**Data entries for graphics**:
— begin —
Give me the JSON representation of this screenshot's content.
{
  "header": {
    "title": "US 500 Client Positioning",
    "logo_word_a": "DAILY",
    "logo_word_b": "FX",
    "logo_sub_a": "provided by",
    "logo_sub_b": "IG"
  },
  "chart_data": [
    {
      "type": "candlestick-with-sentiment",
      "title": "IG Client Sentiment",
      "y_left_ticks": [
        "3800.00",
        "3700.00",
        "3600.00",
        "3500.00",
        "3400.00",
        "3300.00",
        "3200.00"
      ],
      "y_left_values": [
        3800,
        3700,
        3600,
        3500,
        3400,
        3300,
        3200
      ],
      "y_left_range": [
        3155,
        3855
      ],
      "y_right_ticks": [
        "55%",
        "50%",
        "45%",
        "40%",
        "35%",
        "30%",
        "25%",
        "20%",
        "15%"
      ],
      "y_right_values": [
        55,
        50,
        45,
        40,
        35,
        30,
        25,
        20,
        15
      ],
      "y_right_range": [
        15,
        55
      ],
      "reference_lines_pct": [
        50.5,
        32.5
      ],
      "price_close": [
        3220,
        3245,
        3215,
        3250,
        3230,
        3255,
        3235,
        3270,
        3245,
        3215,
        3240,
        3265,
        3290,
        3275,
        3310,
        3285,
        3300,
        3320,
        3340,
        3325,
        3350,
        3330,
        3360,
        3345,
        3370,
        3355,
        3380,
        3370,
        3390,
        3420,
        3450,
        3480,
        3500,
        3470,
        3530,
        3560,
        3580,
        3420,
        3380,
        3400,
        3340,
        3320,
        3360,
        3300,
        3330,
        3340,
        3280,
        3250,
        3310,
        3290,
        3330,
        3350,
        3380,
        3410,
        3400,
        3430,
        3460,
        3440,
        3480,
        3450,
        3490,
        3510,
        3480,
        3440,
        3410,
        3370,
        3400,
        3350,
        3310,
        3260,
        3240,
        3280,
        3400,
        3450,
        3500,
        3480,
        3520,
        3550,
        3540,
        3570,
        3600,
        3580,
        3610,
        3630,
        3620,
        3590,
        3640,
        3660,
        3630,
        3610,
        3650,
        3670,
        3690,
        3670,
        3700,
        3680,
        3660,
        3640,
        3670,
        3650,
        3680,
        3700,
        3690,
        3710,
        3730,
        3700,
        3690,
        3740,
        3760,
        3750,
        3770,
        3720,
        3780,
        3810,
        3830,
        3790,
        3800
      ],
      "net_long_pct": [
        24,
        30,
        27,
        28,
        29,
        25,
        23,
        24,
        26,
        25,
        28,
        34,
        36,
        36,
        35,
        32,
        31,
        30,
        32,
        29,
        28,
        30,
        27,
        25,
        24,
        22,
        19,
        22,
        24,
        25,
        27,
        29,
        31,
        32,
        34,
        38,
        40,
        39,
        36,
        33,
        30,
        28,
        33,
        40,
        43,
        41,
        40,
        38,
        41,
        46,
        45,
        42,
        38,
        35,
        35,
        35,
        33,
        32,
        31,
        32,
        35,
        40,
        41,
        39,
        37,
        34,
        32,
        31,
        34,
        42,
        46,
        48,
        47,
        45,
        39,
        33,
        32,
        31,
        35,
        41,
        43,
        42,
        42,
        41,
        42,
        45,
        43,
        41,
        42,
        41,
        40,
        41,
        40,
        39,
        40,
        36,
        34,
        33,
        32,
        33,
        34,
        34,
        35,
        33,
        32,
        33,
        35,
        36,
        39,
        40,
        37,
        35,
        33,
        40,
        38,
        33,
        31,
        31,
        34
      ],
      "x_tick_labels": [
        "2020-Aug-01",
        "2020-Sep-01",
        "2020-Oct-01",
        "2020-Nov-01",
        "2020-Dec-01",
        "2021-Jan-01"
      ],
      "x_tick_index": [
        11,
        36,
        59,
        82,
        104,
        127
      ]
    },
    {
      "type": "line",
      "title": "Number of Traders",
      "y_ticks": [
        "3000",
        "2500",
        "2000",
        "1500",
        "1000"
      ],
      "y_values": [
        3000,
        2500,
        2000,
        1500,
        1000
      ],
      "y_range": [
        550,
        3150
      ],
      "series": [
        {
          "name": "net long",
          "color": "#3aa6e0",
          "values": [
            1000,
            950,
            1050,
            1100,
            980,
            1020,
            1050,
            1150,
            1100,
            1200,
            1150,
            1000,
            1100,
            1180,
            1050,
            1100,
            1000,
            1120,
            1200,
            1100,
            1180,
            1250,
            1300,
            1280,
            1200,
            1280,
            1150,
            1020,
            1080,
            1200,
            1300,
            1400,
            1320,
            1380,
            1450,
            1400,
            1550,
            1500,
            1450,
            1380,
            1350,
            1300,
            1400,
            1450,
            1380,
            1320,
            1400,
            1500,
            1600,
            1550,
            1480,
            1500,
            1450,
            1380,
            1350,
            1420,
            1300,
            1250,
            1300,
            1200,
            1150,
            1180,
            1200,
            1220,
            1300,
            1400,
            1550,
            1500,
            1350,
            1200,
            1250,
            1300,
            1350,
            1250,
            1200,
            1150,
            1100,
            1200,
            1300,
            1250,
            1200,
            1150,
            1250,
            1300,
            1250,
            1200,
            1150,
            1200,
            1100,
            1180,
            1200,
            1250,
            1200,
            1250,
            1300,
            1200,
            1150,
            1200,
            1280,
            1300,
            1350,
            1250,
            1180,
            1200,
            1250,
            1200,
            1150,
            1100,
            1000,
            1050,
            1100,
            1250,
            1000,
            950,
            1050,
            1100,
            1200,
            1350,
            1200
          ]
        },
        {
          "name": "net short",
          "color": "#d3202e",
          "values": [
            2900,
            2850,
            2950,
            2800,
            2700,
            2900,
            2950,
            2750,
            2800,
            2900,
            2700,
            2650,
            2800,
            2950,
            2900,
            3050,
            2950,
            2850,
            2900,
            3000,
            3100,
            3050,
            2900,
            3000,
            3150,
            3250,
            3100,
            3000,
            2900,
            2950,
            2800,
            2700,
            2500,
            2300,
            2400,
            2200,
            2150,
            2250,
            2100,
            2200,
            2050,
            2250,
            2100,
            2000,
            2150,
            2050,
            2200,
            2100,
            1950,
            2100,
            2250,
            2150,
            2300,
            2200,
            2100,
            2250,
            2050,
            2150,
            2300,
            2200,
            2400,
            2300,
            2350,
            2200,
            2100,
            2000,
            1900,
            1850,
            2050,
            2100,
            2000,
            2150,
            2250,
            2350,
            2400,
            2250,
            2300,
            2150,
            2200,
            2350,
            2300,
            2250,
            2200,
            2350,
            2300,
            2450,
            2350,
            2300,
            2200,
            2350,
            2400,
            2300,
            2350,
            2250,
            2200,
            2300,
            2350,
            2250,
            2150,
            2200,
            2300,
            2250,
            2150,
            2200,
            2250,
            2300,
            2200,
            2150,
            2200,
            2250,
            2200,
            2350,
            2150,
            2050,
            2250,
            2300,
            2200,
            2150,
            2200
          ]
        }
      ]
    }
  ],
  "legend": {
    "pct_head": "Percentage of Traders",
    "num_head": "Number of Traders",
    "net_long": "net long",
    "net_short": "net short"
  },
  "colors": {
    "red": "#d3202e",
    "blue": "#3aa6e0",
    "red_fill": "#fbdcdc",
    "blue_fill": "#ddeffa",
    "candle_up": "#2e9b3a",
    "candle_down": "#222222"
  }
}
— end —
**Exercise description**: Copy out the whole listing exactly; please set it all down.

**Exercise output**:
Give me the JSON representation of this screenshot's content.
{
  "header": {
    "title": "US 500 Client Positioning",
    "logo_word_a": "DAILY",
    "logo_word_b": "FX",
    "logo_sub_a": "provided by",
    "logo_sub_b": "IG"
  },
  "chart_data": [
    {
      "type": "candlestick-with-sentiment",
      "title": "IG Client Sentiment",
      "y_left_ticks": [
        "3800.00",
        "3700.00",
        "3600.00",
        "3500.00",
        "3400.00",
        "3300.00",
        "3200.00"
      ],
      "y_left_values": [
        3800,
        3700,
        3600,
        3500,
        3400,
        3300,
        3200
      ],
      "y_left_range": [
        3155,
        3855
      ],
      "y_right_ticks": [
        "55%",
        "50%",
        "45%",
        "40%",
        "35%",
        "30%",
        "25%",
        "20%",
        "15%"
      ],
      "y_right_values": [
        55,
        50,
        45,
        40,
        35,
        30,
        25,
        20,
        15
      ],
      "y_right_range": [
        15,
        55
      ],
      "reference_lines_pct": [
        50.5,
        32.5
      ],
      "price_close": [
        3220,
        3245,
        3215,
        3250,
        3230,
        3255,
        3235,
        3270,
        3245,
        3215,
        3240,
        3265,
        3290,
        3275,
        3310,
        3285,
        3300,
        3320,
        3340,
        3325,
        3350,
        3330,
        3360,
        3345,
        3370,
        3355,
        3380,
        3370,
        3390,
        3420,
        3450,
        3480,
        3500,
        3470,
        3530,
        3560,
        3580,
        3420,
        3380,
        3400,
        3340,
        3320,
        3360,
        3300,
        3330,
        3340,
        3280,
        3250,
        3310,
        3290,
        3330,
        3350,
        3380,
        3410,
        3400,
        3430,
        3460,
        3440,
        3480,
        3450,
        3490,
        3510,
        3480,
        3440,
        3410,
        3370,
        3400,
        3350,
        3310,
        3260,
        3240,
        3280,
        3400,
        3450,
        3500,
        3480,
        3520,
        3550,
        3540,
        3570,
        3600,
        3580,
        3610,
        3630,
        3620,
        3590,
        3640,
        3660,
        3630,
        3610,
        3650,
        3670,
        3690,
        3670,
        3700,
        3680,
        3660,
        3640,
        3670,
        3650,
        3680,
        3700,
        3690,
        3710,
        3730,
        3700,
        3690,
        3740,
        3760,
        3750,
        3770,
        3720,
        3780,
        3810,
        3830,
        3790,
        3800
      ],
      "net_long_pct": [
        24,
        30,
        27,
        28,
        29,
        25,
        23,
        24,
        26,
        25,
        28,
        34,
        36,
        36,
        35,
        32,
        31,
        30,
        32,
        29,
        28,
        30,
        27,
        25,
        24,
        22,
        19,
        22,
        24,
        25,
        27,
        29,
        31,
        32,
        34,
        38,
        40,
        39,
        36,
        33,
        30,
        28,
        33,
        40,
        43,
        41,
        40,
        38,
        41,
        46,
        45,
        42,
        38,
        35,
        35,
        35,
        33,
        32,
        31,
        32,
        35,
        40,
        41,
        39,
        37,
        34,
        32,
        31,
        34,
        42,
        46,
        48,
        47,
        45,
        39,
        33,
        32,
        31,
        35,
        41,
        43,
        42,
        42,
        41,
        42,
        45,
        43,
        41,
        42,
        41,
        40,
        41,
        40,
        39,
        40,
        36,
        34,
        33,
        32,
        33,
        34,
        34,
        35,
        33,
        32,
        33,
        35,
        36,
        39,
        40,
        37,
        35,
        33,
        40,
        38,
        33,
        31,
        31,
        34
      ],
      "x_tick_labels": [
        "2020-Aug-01",
        "2020-Sep-01",
        "2020-Oct-01",
        "2020-Nov-01",
        "2020-Dec-01",
        "2021-Jan-01"
      ],
      "x_tick_index": [
        11,
        36,
        59,
        82,
        104,
        127
      ]
    },
    {
      "type": "line",
      "title": "Number of Traders",
      "y_ticks": [
        "3000",
        "2500",
        "2000",
        "1500",
        "1000"
      ],
      "y_values": [
        3000,
        2500,
        2000,
        1500,
        1000
      ],
      "y_range": [
        550,
        3150
      ],
      "series": [
        {
          "name": "net long",
          "color": "#3aa6e0",
          "values": [
            1000,
            950,
            1050,
            1100,
            980,
            1020,
            1050,
            1150,
            1100,
            1200,
            1150,
            1000,
            1100,
            1180,
            1050,
            1100,
            1000,
            1120,
            1200,
            1100,
            1180,
            1250,
            1300,
            1280,
            1200,
            1280,
            1150,
            1020,
            1080,
            1200,
            1300,
            1400,
            1320,
            1380,
            1450,
            1400,
            1550,
            1500,
            1450,
            1380,
            1350,
            1300,
            1400,
            1450,
            1380,
            1320,
            1400,
            1500,
            1600,
            1550,
            1480,
            1500,
            1450,
            1380,
            1350,
            1420,
            1300,
            1250,
            1300,
            1200,
            1150,
            1180,
            1200,
            1220,
            1300,
            1400,
            1550,
            1500,
            1350,
            1200,
            1250,
            1300,
            1350,
            1250,
            1200,
            1150,
            1100,
            1200,
            1300,
            1250,
            1200,
            1150,
            1250,
            1300,
            1250,
            1200,
            1150,
            1200,
            1100,
            1180,
            1200,
            1250,
            1200,
            1250,
            1300,
            1200,
            1150,
            1200,
            1280,
            1300,
            1350,
            1250,
            1180,
            1200,
            1250,
            1200,
            1150,
            1100,
            1000,
            1050,
            1100,
            1250,
            1000,
            950,
            1050,
            1100,
            1200,
            1350,
            1200
          ]
        },
        {
          "name": "net short",
          "color": "#d3202e",
          "values": [
            2900,
            2850,
            2950,
            2800,
            2700,
            2900,
            2950,
            2750,
            2800,
            2900,
            2700,
            2650,
            2800,
            2950,
            2900,
            3050,
            2950,
            2850,
            2900,
            3000,
            3100,
            3050,
            2900,
            3000,
            3150,
            3250,
            3100,
            3000,
            2900,
            2950,
            2800,
            2700,
            2500,
            2300,
            2400,
            2200,
            2150,
            2250,
            2100,
            2200,
            2050,
            2250,
            2100,
            2000,
            2150,
            2050,
            2200,
            2100,
            1950,
            2100,
            2250,
            2150,
            2300,
            2200,
            2100,
            2250,
            2050,
            2150,
            2300,
            2200,
            2400,
            2300,
            2350,
            2200,
            2100,
            2000,
            1900,
            1850,
            2050,
            2100,
            2000,
            2150,
            2250,
            2350,
            2400,
            2250,
            2300,
            2150,
            2200,
            2350,
            2300,
            2250,
            2200,
            2350,
            2300,
            2450,
            2350,
            2300,
            2200,
            2350,
            2400,
            2300,
            2350,
            2250,
            2200,
            2300,
            2350,
            2250,
            2150,
            2200,
            2300,
            2250,
            2150,
            2200,
            2250,
            2300,
            2200,
            2150,
            2200,
            2250,
            2200,
            2350,
            2150,
            2050,
            2250,
            2300,
            2200,
            2150,
            2200
          ]
        }
      ]
    }
  ],
  "legend": {
    "pct_head": "Percentage of Traders",
    "num_head": "Number of Traders",
    "net_long": "net long",
    "net_short": "net short"
  },
  "colors": {
    "red": "#d3202e",
    "blue": "#3aa6e0",
    "red_fill": "#fbdcdc",
    "blue_fill": "#ddeffa",
    "candle_up": "#2e9b3a",
    "candle_down": "#222222"
  }
}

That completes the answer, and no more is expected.